• [Exercise objective]: Below are some records; repeat them all exactly, minus the pictures.

Start

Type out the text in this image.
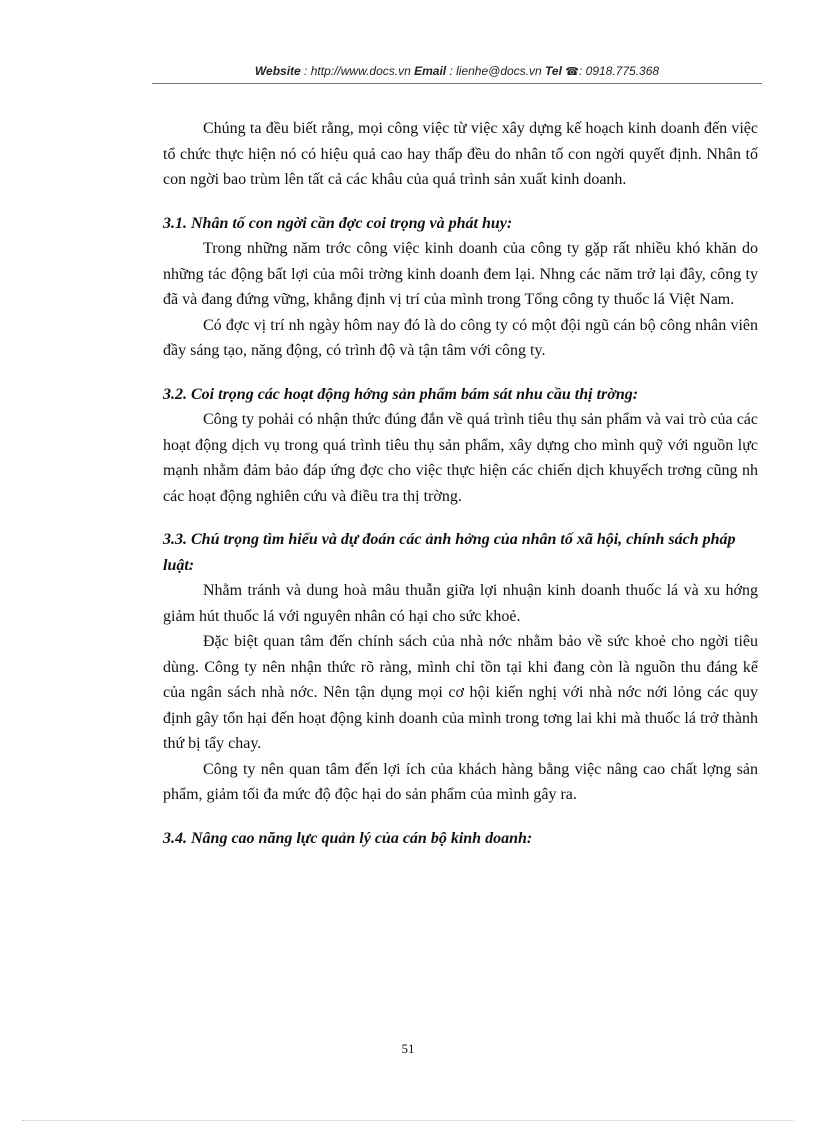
Website : http://www.docs.vn Email : lienhe@docs.vn Tel ☎: 0918.775.368

Chúng ta đều biết rằng, mọi công việc từ việc xây dựng kế hoạch kinh doanh đến việc tổ chức thực hiện nó có hiệu quả cao hay thấp đều do nhân tố con ngời quyết định. Nhân tố con ngời bao trùm lên tất cả các khâu của quá trình sản xuất kinh doanh.

3.1. Nhân tố con ngời cần đợc coi trọng và phát huy:

Trong những năm trớc công việc kinh doanh của công ty gặp rất nhiều khó khăn do những tác động bất lợi của môi trờng kinh doanh đem lại. Nhng các năm trở lại đây, công ty đã và đang đứng vững, khẳng định vị trí của mình trong Tổng công ty thuốc lá Việt Nam.

Có đợc vị trí nh ngày hôm nay đó là do công ty có một đội ngũ cán bộ công nhân viên đầy sáng tạo, năng động, có trình độ và tận tâm với công ty.

3.2. Coi trọng các hoạt động hớng sản phẩm bám sát nhu cầu thị trờng:

Công ty pohải có nhận thức đúng đắn về quá trình tiêu thụ sản phẩm và vai trò của các hoạt động dịch vụ trong quá trình tiêu thụ sản phẩm, xây dựng cho mình quỹ với nguồn lực mạnh nhằm đảm bảo đáp ứng đợc cho việc thực hiện các chiến dịch khuyếch trơng cũng nh các hoạt động nghiên cứu và điều tra thị trờng.

3.3. Chú trọng tìm hiểu và dự đoán các ảnh hởng của nhân tố xã hội, chính sách pháp luật:

Nhằm tránh và dung hoà mâu thuẫn giữa lợi nhuận kinh doanh thuốc lá và xu hớng giảm hút thuốc lá với nguyên nhân có hại cho sức khoẻ.

Đặc biệt quan tâm đến chính sách của nhà nớc nhằm bảo về sức khoẻ cho ngời tiêu dùng. Công ty nên nhận thức rõ ràng, mình chỉ tồn tại khi đang còn là nguồn thu đáng kể của ngân sách nhà nớc. Nên tận dụng mọi cơ hội kiến nghị với nhà nớc nới lỏng các quy định gây tổn hại đến hoạt động kinh doanh của mình trong tơng lai khi mà thuốc lá trở thành thứ bị tẩy chay.

Công ty nên quan tâm đến lợi ích của khách hàng bằng việc nâng cao chất lợng sản phẩm, giảm tối đa mức độ độc hại do sản phẩm của mình gây ra.

3.4. Nâng cao năng lực quản lý của cán bộ kinh doanh:
51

End

• [Answer]:
Type out the text in this image.
Website : http://www.docs.vn Email : lienhe@docs.vn Tel ☎: 0918.775.368

Chúng ta đều biết rằng, mọi công việc từ việc xây dựng kế hoạch kinh doanh đến việc tổ chức thực hiện nó có hiệu quả cao hay thấp đều do nhân tố con ngời quyết định. Nhân tố con ngời bao trùm lên tất cả các khâu của quá trình sản xuất kinh doanh.

3.1. Nhân tố con ngời cần đợc coi trọng và phát huy:

Trong những năm trớc công việc kinh doanh của công ty gặp rất nhiều khó khăn do những tác động bất lợi của môi trờng kinh doanh đem lại. Nhng các năm trở lại đây, công ty đã và đang đứng vững, khẳng định vị trí của mình trong Tổng công ty thuốc lá Việt Nam.

Có đợc vị trí nh ngày hôm nay đó là do công ty có một đội ngũ cán bộ công nhân viên đầy sáng tạo, năng động, có trình độ và tận tâm với công ty.

3.2. Coi trọng các hoạt động hớng sản phẩm bám sát nhu cầu thị trờng:

Công ty pohải có nhận thức đúng đắn về quá trình tiêu thụ sản phẩm và vai trò của các hoạt động dịch vụ trong quá trình tiêu thụ sản phẩm, xây dựng cho mình quỹ với nguồn lực mạnh nhằm đảm bảo đáp ứng đợc cho việc thực hiện các chiến dịch khuyếch trơng cũng nh các hoạt động nghiên cứu và điều tra thị trờng.

3.3. Chú trọng tìm hiểu và dự đoán các ảnh hởng của nhân tố xã hội, chính sách pháp luật:

Nhằm tránh và dung hoà mâu thuẫn giữa lợi nhuận kinh doanh thuốc lá và xu hớng giảm hút thuốc lá với nguyên nhân có hại cho sức khoẻ.

Đặc biệt quan tâm đến chính sách của nhà nớc nhằm bảo về sức khoẻ cho ngời tiêu dùng. Công ty nên nhận thức rõ ràng, mình chỉ tồn tại khi đang còn là nguồn thu đáng kể của ngân sách nhà nớc. Nên tận dụng mọi cơ hội kiến nghị với nhà nớc nới lỏng các quy định gây tổn hại đến hoạt động kinh doanh của mình trong tơng lai khi mà thuốc lá trở thành thứ bị tẩy chay.

Công ty nên quan tâm đến lợi ích của khách hàng bằng việc nâng cao chất lợng sản phẩm, giảm tối đa mức độ độc hại do sản phẩm của mình gây ra.

3.4. Nâng cao năng lực quản lý của cán bộ kinh doanh:
51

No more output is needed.